## Zu bearbeitende Aufgaben
A) Erklären Sie anhand der OGH-Entscheidung, warum der Kläger die Schädigung seines Gehörs als Folge des Verkehrsunfalls ansieht.
B) Führen Sie die OGH-Entscheidung zum Verkehrsunfall vom 18.12.1993 im Anschluss an ihren letzten Satz fort.

## Vorliegender Text
════════

JudikaturOGH

2Ob58/99i – OGH Entscheidung

Entscheidung
13. April 2000

Kopf

Der Oberste Gerichtshof hat als Revisionsgericht durch den Senatspräsidenten des Obersten Gerichtshofes Dr. Niederreiter als Vorsitzenden und die Hofräte des Obersten Gerichtshofes Dr. Schinko, Dr. Tittel, Dr. Baumann und Hon. Prof. Dr. Danzl als weitere Richter in der Rechtssache der klagenden Partei Helmut M*****, vertreten durch Dr. Teja H. Kapsch, Rechtsanwalt in Graz, gegen die beklagten Parteien 1.) Markus K*****, 2.) W***** GesmbH***** und 3.) V***** Versicherungs-AG, ***** alle vertreten durch Dr. Willibald Rath, Dr. Manfred Rath und Mag. Gerhard Stingl, Rechtsanwälte in Graz, wegen S 30.000,-- und Feststellung (Streitwert S 50.000,--), über die Revision der klagenden Partei gegen das Urteil des Landesgerichtes für Zivilrechtssachen Graz als Berufungsgericht vom 30. September 1998, GZ 3 R 108/98v-67, womit infolge Berufung der klagenden Partei das Urteil des Bezirksgerichtes für Zivilrechtssachen Graz vom 22. Jänner 1998, GZ 2 C 282/95g-53, bestätigt wurde, in nichtöffentlicher Sitzung den

Beschluss

gefasst:

Spruch

Die Revision wird zurückgewiesen.

Der Kläger ist schuldig, den beklagten Parteien die mit S 5.601,70 (darin enthalten S 933,62 Umsatzsteuer) bestimmten Kosten der Revisionsbeantwortung binnen 14 Tagen zu ersetzen.

Text

Begründung:

Die beklagten Parteien haften für die Folgen eines Verkehrsunfalls vom 18.12.1993, bei welchem der Kläger verletzt wurde. Er begehrt Zahlung restlichen Schmerzengeldes (nach vor Klageeinbringung erfolgter Zahlung aus diesem Titel von S 27.000,--) von S 30.000,-- sowie die Feststellung der Haftung der beklagten Parteien für zukünftige Schäden. Der Kläger habe durch den Unfall eine Schädigung des Gehörs erlitten und leide an einem "Tinnitus". Diese Schädigung sei unfallskausal, weil die Ohrgeräusche (Tinnitus) unmittelbar nach dem Unfall aufgetreten seien. Durch die unfallskausale Verletzung seien weitere (insbesondere psychische) Störungen in Zukunft nicht auszuschließen.

Die beklagten Parteien beantragten die Abweisung des Klagebegehrens, weil der Kläger bei dem Unfall lediglich eine leichte Schleuderverletzung der Halswirbelsäule erlitten habe, die folgenlos ausgeheilt sei. Diese unfallskausalen Verletzungen seien durch Zahlung von S 27.000,-- abgegolten. Eine behauptete Innenohrschädigung bzw der "Tinnitus" seien nicht unfallskausal.

════════

Annotierte Elementeinträge
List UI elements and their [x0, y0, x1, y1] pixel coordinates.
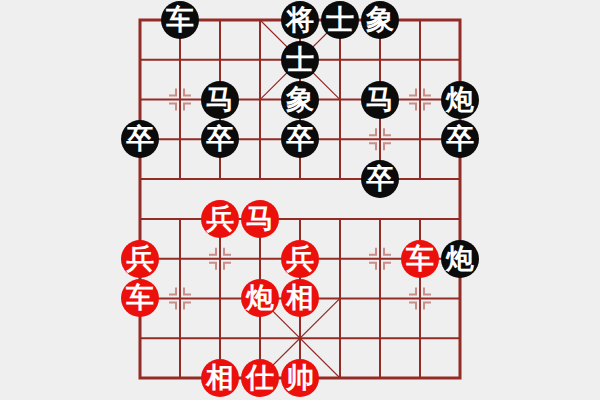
intersection-5-1[interactable]: [320, 40, 360, 80]
intersection-2-1[interactable]: [200, 40, 240, 80]
intersection-8-8[interactable]: [440, 318, 480, 358]
intersection-8-7[interactable]: [440, 278, 480, 318]
intersection-5-5[interactable]: [320, 199, 360, 239]
intersection-3-1[interactable]: [240, 40, 280, 80]
piece-black-pawn[interactable]: 卒: [361, 160, 399, 198]
intersection-1-3[interactable]: [160, 119, 200, 159]
piece-black-elephant[interactable]: 象: [281, 81, 319, 119]
intersection-2-0[interactable]: [200, 0, 240, 40]
intersection-8-0[interactable]: [440, 0, 480, 40]
piece-black-cannon[interactable]: 炮: [441, 240, 479, 278]
piece-red-pawn[interactable]: 兵: [281, 240, 319, 278]
intersection-2-7[interactable]: [200, 278, 240, 318]
piece-red-general[interactable]: 帅: [281, 359, 319, 397]
intersection-6-9[interactable]: [360, 358, 400, 398]
intersection-2-8[interactable]: [200, 318, 240, 358]
intersection-6-7[interactable]: [360, 278, 400, 318]
intersection-8-5[interactable]: [440, 199, 480, 239]
intersection-3-0[interactable]: [240, 0, 280, 40]
intersection-5-7[interactable]: [320, 278, 360, 318]
intersection-6-1[interactable]: [360, 40, 400, 80]
piece-red-horse[interactable]: 马: [241, 200, 279, 238]
intersection-7-1[interactable]: [400, 40, 440, 80]
piece-black-pawn[interactable]: 卒: [281, 120, 319, 158]
intersection-0-0[interactable]: [120, 0, 160, 40]
piece-black-horse[interactable]: 马: [201, 81, 239, 119]
intersection-3-6[interactable]: [240, 239, 280, 279]
intersection-5-9[interactable]: [320, 358, 360, 398]
piece-black-general[interactable]: 将: [281, 1, 319, 39]
intersection-4-8[interactable]: [280, 318, 320, 358]
piece-black-advisor[interactable]: 士: [281, 41, 319, 79]
intersection-0-9[interactable]: [120, 358, 160, 398]
intersection-5-2[interactable]: [320, 80, 360, 120]
intersection-1-9[interactable]: [160, 358, 200, 398]
intersection-6-5[interactable]: [360, 199, 400, 239]
intersection-6-6[interactable]: [360, 239, 400, 279]
intersection-7-4[interactable]: [400, 159, 440, 199]
intersection-5-4[interactable]: [320, 159, 360, 199]
intersection-3-4[interactable]: [240, 159, 280, 199]
piece-red-cannon[interactable]: 炮: [241, 279, 279, 317]
intersection-8-1[interactable]: [440, 40, 480, 80]
intersection-0-2[interactable]: [120, 80, 160, 120]
intersection-4-4[interactable]: [280, 159, 320, 199]
intersection-7-8[interactable]: [400, 318, 440, 358]
piece-red-chariot[interactable]: 车: [401, 240, 439, 278]
intersection-6-3[interactable]: [360, 119, 400, 159]
intersection-4-5[interactable]: [280, 199, 320, 239]
intersection-3-3[interactable]: [240, 119, 280, 159]
intersection-7-5[interactable]: [400, 199, 440, 239]
intersection-1-7[interactable]: [160, 278, 200, 318]
piece-black-elephant[interactable]: 象: [361, 1, 399, 39]
intersection-7-9[interactable]: [400, 358, 440, 398]
piece-black-pawn[interactable]: 卒: [121, 120, 159, 158]
intersection-7-7[interactable]: [400, 278, 440, 318]
intersection-7-2[interactable]: [400, 80, 440, 120]
intersection-1-1[interactable]: [160, 40, 200, 80]
intersection-2-4[interactable]: [200, 159, 240, 199]
intersection-5-6[interactable]: [320, 239, 360, 279]
intersection-0-8[interactable]: [120, 318, 160, 358]
intersection-5-3[interactable]: [320, 119, 360, 159]
piece-red-elephant[interactable]: 相: [281, 279, 319, 317]
intersection-1-2[interactable]: [160, 80, 200, 120]
piece-red-elephant[interactable]: 相: [201, 359, 239, 397]
intersection-2-6[interactable]: [200, 239, 240, 279]
intersection-0-1[interactable]: [120, 40, 160, 80]
piece-red-pawn[interactable]: 兵: [121, 240, 159, 278]
piece-black-cannon[interactable]: 炮: [441, 81, 479, 119]
intersection-1-5[interactable]: [160, 199, 200, 239]
intersection-7-0[interactable]: [400, 0, 440, 40]
intersection-1-8[interactable]: [160, 318, 200, 358]
piece-black-advisor[interactable]: 士: [321, 1, 359, 39]
intersection-7-3[interactable]: [400, 119, 440, 159]
piece-black-horse[interactable]: 马: [361, 81, 399, 119]
intersection-0-4[interactable]: [120, 159, 160, 199]
piece-black-pawn[interactable]: 卒: [201, 120, 239, 158]
piece-red-pawn[interactable]: 兵: [201, 200, 239, 238]
piece-black-pawn[interactable]: 卒: [441, 120, 479, 158]
intersection-8-4[interactable]: [440, 159, 480, 199]
intersection-8-9[interactable]: [440, 358, 480, 398]
intersection-1-4[interactable]: [160, 159, 200, 199]
piece-red-chariot[interactable]: 车: [121, 279, 159, 317]
intersection-3-8[interactable]: [240, 318, 280, 358]
intersection-3-2[interactable]: [240, 80, 280, 120]
intersection-0-5[interactable]: [120, 199, 160, 239]
intersection-1-6[interactable]: [160, 239, 200, 279]
piece-red-advisor[interactable]: 仕: [241, 359, 279, 397]
xiangqi-board[interactable]: 车将士象士马象马炮卒卒卒卒卒炮兵马兵兵车车炮相相仕帅: [0, 0, 600, 400]
screen: 车将士象士马象马炮卒卒卒卒卒炮兵马兵兵车车炮相相仕帅: [0, 0, 600, 400]
piece-black-chariot[interactable]: 车: [161, 1, 199, 39]
intersection-6-8[interactable]: [360, 318, 400, 358]
intersection-5-8[interactable]: [320, 318, 360, 358]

════════

## Antworten in Reihenfolge
A) Der Kläger hält die Gehörschädigung für unfallskausal, weil die Ohrgeräusche (Tinnitus) unmittelbar nach dem Unfall aufgetreten seien.

B)
Das Erstgericht gab dem Klagebegehren mit einem Teilbetrag von S 6.000,-- statt und wies das Zahlungsmehrbegehren und das Feststellungsbegehren ab.

Es ging zusammengefasst von nachstehenden Feststellungen aus:

Der Kläger litt zum Unfallszeitpunkt an einer mittelgradigen Innenohrschwerhörigkeit. Er war bei dem Unfall (im Begegnungsverkehr) angegurtet und wurde um ca 2 m versetzt. Der Kläger verspürte nach Untersuchung im Krankenhaus bem Heimfahren ein Rauschen in beiden Ohren. Das Ohrengeräusch ist durch eine Degeneration des Innenohres hervorgerufen worden, die nicht auf den Unfall zurückzuführen ist. Weder die Schwerhörigkeit noch die Ohrgeräusche sind mit dem Unfall in Einklang zu bringen. Es ist wahrscheinlich, dass die Ohrgeräusche bereits vor dem Unfall bestanden haben.

Rechtlich erörterte das Erstgericht, dass dem Kläger der Beweis misslungen sei, der Unfall sei für die Ohrgeräusche kausal gewesen.

Das vom Kläger angerufene Berufungsgericht gab seiner Berufung nicht Folge. Es sprach aus, dass der Wert des Entscheidungsgegenstandes insgesamt S 52.000,-- nicht aber S 260.000,-- übersteige und die ordentliche Revision zulässig sei.

Es übernahm sämtliche Feststellungen des Erstgerichtes, welche ein organisch bedingtes Entstehen des Tinnitus (der Ohrgeräusche) beim Kläger durch den Verkehrsunfall verneinten, als unbedenklich und traf nach Beweisergänzung nachstehende weitere Feststellungen.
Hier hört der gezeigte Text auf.